[Recorded data]
>> START

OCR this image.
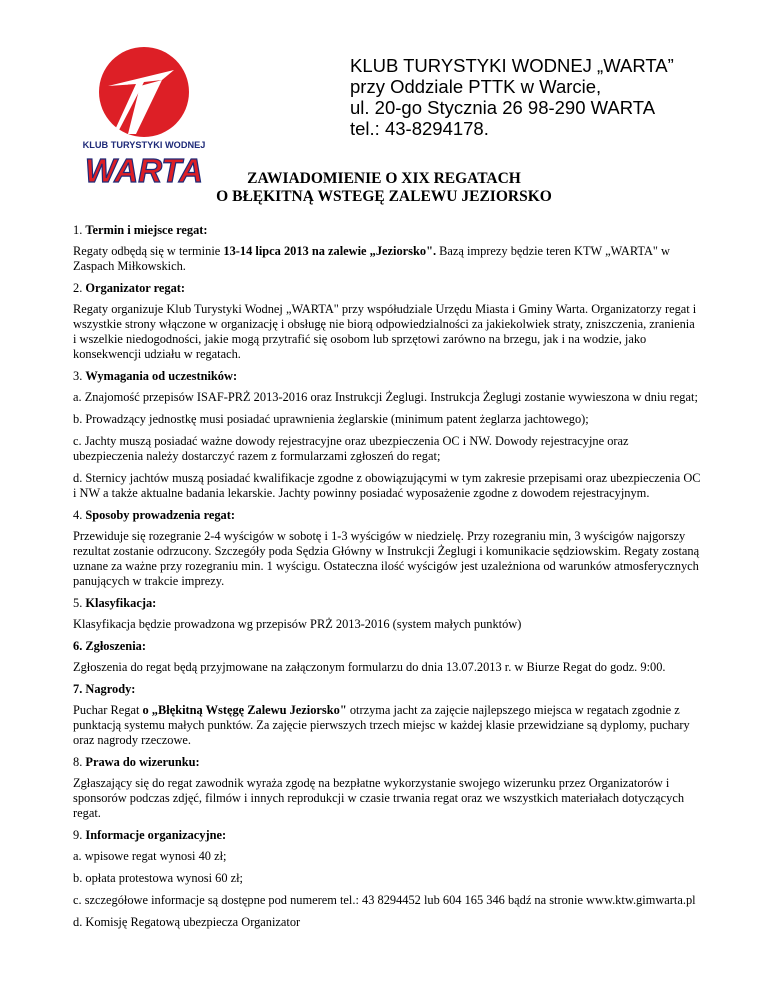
KLUB TURYSTYKI WODNEJ
WARTA
KLUB TURYSTYKI WODNEJ „WARTA”
przy Oddziale PTTK w Warcie,
ul. 20-go Stycznia 26 98-290 WARTA
tel.: 43-8294178.
ZAWIADOMIENIE O XIX REGATACH
O BŁĘKITNĄ WSTEGĘ ZALEWU JEZIORSKO
1. Termin i miejsce regat:
Regaty odbędą się w terminie 13-14 lipca 2013 na zalewie „Jeziorsko". Bazą imprezy będzie teren KTW „WARTA" w Zaspach Miłkowskich.
2. Organizator regat:
Regaty organizuje Klub Turystyki Wodnej „WARTA" przy współudziale Urzędu Miasta i Gminy Warta. Organizatorzy regat i wszystkie strony włączone w organizację i obsługę nie biorą odpowiedzialności za jakiekolwiek straty, zniszczenia, zranienia i wszelkie niedogodności, jakie mogą przytrafić się osobom lub sprzętowi zarówno na brzegu, jak i na wodzie, jako konsekwencji udziału w regatach.
3. Wymagania od uczestników:
a. Znajomość przepisów ISAF-PRŻ 2013-2016 oraz Instrukcji Żeglugi. Instrukcja Żeglugi zostanie wywieszona w dniu regat;
b. Prowadzący jednostkę musi posiadać uprawnienia żeglarskie (minimum patent żeglarza jachtowego);
c. Jachty muszą posiadać ważne dowody rejestracyjne oraz ubezpieczenia OC i NW. Dowody rejestracyjne oraz ubezpieczenia należy dostarczyć razem z formularzami zgłoszeń do regat;
d. Sternicy jachtów muszą posiadać kwalifikacje zgodne z obowiązującymi w tym zakresie przepisami oraz ubezpieczenia OC i NW a także aktualne badania lekarskie. Jachty powinny posiadać wyposażenie zgodne z dowodem rejestracyjnym.
4. Sposoby prowadzenia regat:
Przewiduje się rozegranie 2-4 wyścigów w sobotę i 1-3 wyścigów w niedzielę. Przy rozegraniu min, 3 wyścigów najgorszy rezultat zostanie odrzucony. Szczegóły poda Sędzia Główny w Instrukcji Żeglugi i komunikacie sędziowskim. Regaty zostaną uznane za ważne przy rozegraniu min. 1 wyścigu. Ostateczna ilość wyścigów jest uzależniona od warunków atmosferycznych panujących w trakcie imprezy.
5. Klasyfikacja:
Klasyfikacja będzie prowadzona wg przepisów PRŻ 2013-2016 (system małych punktów)
6. Zgłoszenia:
Zgłoszenia do regat będą przyjmowane na załączonym formularzu do dnia 13.07.2013 r. w Biurze Regat do godz. 9:00.
7. Nagrody:
Puchar Regat o „Błękitną Wstęgę Zalewu Jeziorsko" otrzyma jacht za zajęcie najlepszego miejsca w regatach zgodnie z punktacją systemu małych punktów. Za zajęcie pierwszych trzech miejsc w każdej klasie przewidziane są dyplomy, puchary oraz nagrody rzeczowe.
8. Prawa do wizerunku:
Zgłaszający się do regat zawodnik wyraża zgodę na bezpłatne wykorzystanie swojego wizerunku przez Organizatorów i sponsorów podczas zdjęć, filmów i innych reprodukcji w czasie trwania regat oraz we wszystkich materiałach dotyczących regat.
9. Informacje organizacyjne:
a. wpisowe regat wynosi 40 zł;
b. opłata protestowa wynosi 60 zł;
c. szczegółowe informacje są dostępne pod numerem tel.: 43 8294452 lub 604 165 346 bądź na stronie www.ktw.gimwarta.pl
d. Komisję Regatową ubezpiecza Organizator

>> END

_To do_:
Make an exact copy of every record, pictures excluded.

_Solution to this task_:
OCR this image.
KLUB TURYSTYKI WODNEJ
WARTA
KLUB TURYSTYKI WODNEJ „WARTA”
przy Oddziale PTTK w Warcie,
ul. 20-go Stycznia 26 98-290 WARTA
tel.: 43-8294178.
ZAWIADOMIENIE O XIX REGATACH
O BŁĘKITNĄ WSTEGĘ ZALEWU JEZIORSKO
1. Termin i miejsce regat:
Regaty odbędą się w terminie 13-14 lipca 2013 na zalewie „Jeziorsko". Bazą imprezy będzie teren KTW „WARTA" w Zaspach Miłkowskich.
2. Organizator regat:
Regaty organizuje Klub Turystyki Wodnej „WARTA" przy współudziale Urzędu Miasta i Gminy Warta. Organizatorzy regat i wszystkie strony włączone w organizację i obsługę nie biorą odpowiedzialności za jakiekolwiek straty, zniszczenia, zranienia i wszelkie niedogodności, jakie mogą przytrafić się osobom lub sprzętowi zarówno na brzegu, jak i na wodzie, jako konsekwencji udziału w regatach.
3. Wymagania od uczestników:
a. Znajomość przepisów ISAF-PRŻ 2013-2016 oraz Instrukcji Żeglugi. Instrukcja Żeglugi zostanie wywieszona w dniu regat;
b. Prowadzący jednostkę musi posiadać uprawnienia żeglarskie (minimum patent żeglarza jachtowego);
c. Jachty muszą posiadać ważne dowody rejestracyjne oraz ubezpieczenia OC i NW. Dowody rejestracyjne oraz ubezpieczenia należy dostarczyć razem z formularzami zgłoszeń do regat;
d. Sternicy jachtów muszą posiadać kwalifikacje zgodne z obowiązującymi w tym zakresie przepisami oraz ubezpieczenia OC i NW a także aktualne badania lekarskie. Jachty powinny posiadać wyposażenie zgodne z dowodem rejestracyjnym.
4. Sposoby prowadzenia regat:
Przewiduje się rozegranie 2-4 wyścigów w sobotę i 1-3 wyścigów w niedzielę. Przy rozegraniu min, 3 wyścigów najgorszy rezultat zostanie odrzucony. Szczegóły poda Sędzia Główny w Instrukcji Żeglugi i komunikacie sędziowskim. Regaty zostaną uznane za ważne przy rozegraniu min. 1 wyścigu. Ostateczna ilość wyścigów jest uzależniona od warunków atmosferycznych panujących w trakcie imprezy.
5. Klasyfikacja:
Klasyfikacja będzie prowadzona wg przepisów PRŻ 2013-2016 (system małych punktów)
6. Zgłoszenia:
Zgłoszenia do regat będą przyjmowane na załączonym formularzu do dnia 13.07.2013 r. w Biurze Regat do godz. 9:00.
7. Nagrody:
Puchar Regat o „Błękitną Wstęgę Zalewu Jeziorsko" otrzyma jacht za zajęcie najlepszego miejsca w regatach zgodnie z punktacją systemu małych punktów. Za zajęcie pierwszych trzech miejsc w każdej klasie przewidziane są dyplomy, puchary oraz nagrody rzeczowe.
8. Prawa do wizerunku:
Zgłaszający się do regat zawodnik wyraża zgodę na bezpłatne wykorzystanie swojego wizerunku przez Organizatorów i sponsorów podczas zdjęć, filmów i innych reprodukcji w czasie trwania regat oraz we wszystkich materiałach dotyczących regat.
9. Informacje organizacyjne:
a. wpisowe regat wynosi 40 zł;
b. opłata protestowa wynosi 60 zł;
c. szczegółowe informacje są dostępne pod numerem tel.: 43 8294452 lub 604 165 346 bądź na stronie www.ktw.gimwarta.pl
d. Komisję Regatową ubezpiecza Organizator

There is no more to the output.